* _YOUR TASK_:
Find every line in the records below that holds the word "малой", and copy it out.

►

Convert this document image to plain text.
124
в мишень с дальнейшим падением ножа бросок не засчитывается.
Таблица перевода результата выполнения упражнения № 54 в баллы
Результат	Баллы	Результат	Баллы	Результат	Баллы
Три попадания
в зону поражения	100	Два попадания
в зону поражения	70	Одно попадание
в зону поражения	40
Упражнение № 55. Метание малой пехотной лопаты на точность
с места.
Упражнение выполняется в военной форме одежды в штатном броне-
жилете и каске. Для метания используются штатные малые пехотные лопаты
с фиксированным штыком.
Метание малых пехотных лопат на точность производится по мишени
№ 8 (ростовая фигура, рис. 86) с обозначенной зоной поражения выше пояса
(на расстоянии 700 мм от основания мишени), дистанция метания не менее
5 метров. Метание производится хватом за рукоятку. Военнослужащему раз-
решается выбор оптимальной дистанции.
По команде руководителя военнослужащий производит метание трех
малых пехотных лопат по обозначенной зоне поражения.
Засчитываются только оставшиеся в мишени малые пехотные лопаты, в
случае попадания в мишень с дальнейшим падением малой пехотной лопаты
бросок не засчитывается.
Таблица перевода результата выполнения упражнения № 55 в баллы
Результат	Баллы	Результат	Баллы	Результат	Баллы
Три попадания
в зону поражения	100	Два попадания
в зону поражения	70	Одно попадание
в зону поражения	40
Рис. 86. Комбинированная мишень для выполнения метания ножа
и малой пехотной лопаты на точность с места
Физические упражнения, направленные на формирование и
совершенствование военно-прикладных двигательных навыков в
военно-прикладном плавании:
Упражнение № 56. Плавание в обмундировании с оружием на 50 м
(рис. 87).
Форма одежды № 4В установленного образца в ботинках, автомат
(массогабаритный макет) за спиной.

◄

* _ANSWER TO THE TASK_:
Упражнение № 55. Метание малой пехотной лопаты на точность
случае попадания в мишень с дальнейшим падением малой пехотной лопаты
и малой пехотной лопаты на точность с места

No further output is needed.